Start of Given records
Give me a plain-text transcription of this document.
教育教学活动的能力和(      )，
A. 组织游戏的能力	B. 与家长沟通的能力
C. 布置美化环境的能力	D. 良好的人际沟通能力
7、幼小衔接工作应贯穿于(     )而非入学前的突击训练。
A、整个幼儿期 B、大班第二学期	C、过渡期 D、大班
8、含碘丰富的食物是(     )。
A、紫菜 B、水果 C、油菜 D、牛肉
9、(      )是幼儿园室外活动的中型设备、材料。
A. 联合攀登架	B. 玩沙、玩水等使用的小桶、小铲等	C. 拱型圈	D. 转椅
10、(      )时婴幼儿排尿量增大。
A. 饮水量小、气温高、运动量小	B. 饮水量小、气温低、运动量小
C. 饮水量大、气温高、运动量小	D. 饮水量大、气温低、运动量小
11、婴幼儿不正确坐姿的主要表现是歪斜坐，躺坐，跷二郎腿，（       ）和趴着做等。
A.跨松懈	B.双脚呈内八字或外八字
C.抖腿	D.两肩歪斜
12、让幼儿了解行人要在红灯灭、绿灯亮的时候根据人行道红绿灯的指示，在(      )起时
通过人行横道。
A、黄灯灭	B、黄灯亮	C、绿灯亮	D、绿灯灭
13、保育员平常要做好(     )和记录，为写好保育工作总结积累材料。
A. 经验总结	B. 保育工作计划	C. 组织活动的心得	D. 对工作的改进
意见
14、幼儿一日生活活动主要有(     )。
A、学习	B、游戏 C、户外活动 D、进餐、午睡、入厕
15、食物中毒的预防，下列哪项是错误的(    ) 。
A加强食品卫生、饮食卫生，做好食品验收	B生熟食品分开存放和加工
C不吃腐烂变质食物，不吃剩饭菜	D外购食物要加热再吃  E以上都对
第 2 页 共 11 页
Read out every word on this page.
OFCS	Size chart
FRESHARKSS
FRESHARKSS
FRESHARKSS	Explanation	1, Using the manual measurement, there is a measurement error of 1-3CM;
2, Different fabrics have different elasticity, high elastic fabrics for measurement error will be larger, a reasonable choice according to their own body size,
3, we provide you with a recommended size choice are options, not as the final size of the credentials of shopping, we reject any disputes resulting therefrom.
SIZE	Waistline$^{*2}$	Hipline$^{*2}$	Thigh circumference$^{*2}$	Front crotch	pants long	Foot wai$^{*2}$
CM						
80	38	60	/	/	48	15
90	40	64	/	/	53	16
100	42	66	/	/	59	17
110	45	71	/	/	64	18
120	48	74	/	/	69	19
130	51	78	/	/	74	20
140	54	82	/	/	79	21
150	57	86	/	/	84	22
End of Given records
Exercise
Give a word-for-word copy of the records.

The answer
Give me a plain-text transcription of this document.
教育教学活动的能力和(      )，
A. 组织游戏的能力	B. 与家长沟通的能力
C. 布置美化环境的能力	D. 良好的人际沟通能力
7、幼小衔接工作应贯穿于(     )而非入学前的突击训练。
A、整个幼儿期 B、大班第二学期	C、过渡期 D、大班
8、含碘丰富的食物是(     )。
A、紫菜 B、水果 C、油菜 D、牛肉
9、(      )是幼儿园室外活动的中型设备、材料。
A. 联合攀登架	B. 玩沙、玩水等使用的小桶、小铲等	C. 拱型圈	D. 转椅
10、(      )时婴幼儿排尿量增大。
A. 饮水量小、气温高、运动量小	B. 饮水量小、气温低、运动量小
C. 饮水量大、气温高、运动量小	D. 饮水量大、气温低、运动量小
11、婴幼儿不正确坐姿的主要表现是歪斜坐，躺坐，跷二郎腿，（       ）和趴着做等。
A.跨松懈	B.双脚呈内八字或外八字
C.抖腿	D.两肩歪斜
12、让幼儿了解行人要在红灯灭、绿灯亮的时候根据人行道红绿灯的指示，在(      )起时
通过人行横道。
A、黄灯灭	B、黄灯亮	C、绿灯亮	D、绿灯灭
13、保育员平常要做好(     )和记录，为写好保育工作总结积累材料。
A. 经验总结	B. 保育工作计划	C. 组织活动的心得	D. 对工作的改进
意见
14、幼儿一日生活活动主要有(     )。
A、学习	B、游戏 C、户外活动 D、进餐、午睡、入厕
15、食物中毒的预防，下列哪项是错误的(    ) 。
A加强食品卫生、饮食卫生，做好食品验收	B生熟食品分开存放和加工
C不吃腐烂变质食物，不吃剩饭菜	D外购食物要加热再吃  E以上都对
第 2 页 共 11 页
Read out every word on this page.
OFCS	Size chart
FRESHARKSS
FRESHARKSS
FRESHARKSS	Explanation	1, Using the manual measurement, there is a measurement error of 1-3CM;
2, Different fabrics have different elasticity, high elastic fabrics for measurement error will be larger, a reasonable choice according to their own body size,
3, we provide you with a recommended size choice are options, not as the final size of the credentials of shopping, we reject any disputes resulting therefrom.
SIZE	Waistline$^{*2}$	Hipline$^{*2}$	Thigh circumference$^{*2}$	Front crotch	pants long	Foot wai$^{*2}$
CM						
80	38	60	/	/	48	15
90	40	64	/	/	53	16
100	42	66	/	/	59	17
110	45	71	/	/	64	18
120	48	74	/	/	69	19
130	51	78	/	/	74	20
140	54	82	/	/	79	21
150	57	86	/	/	84	22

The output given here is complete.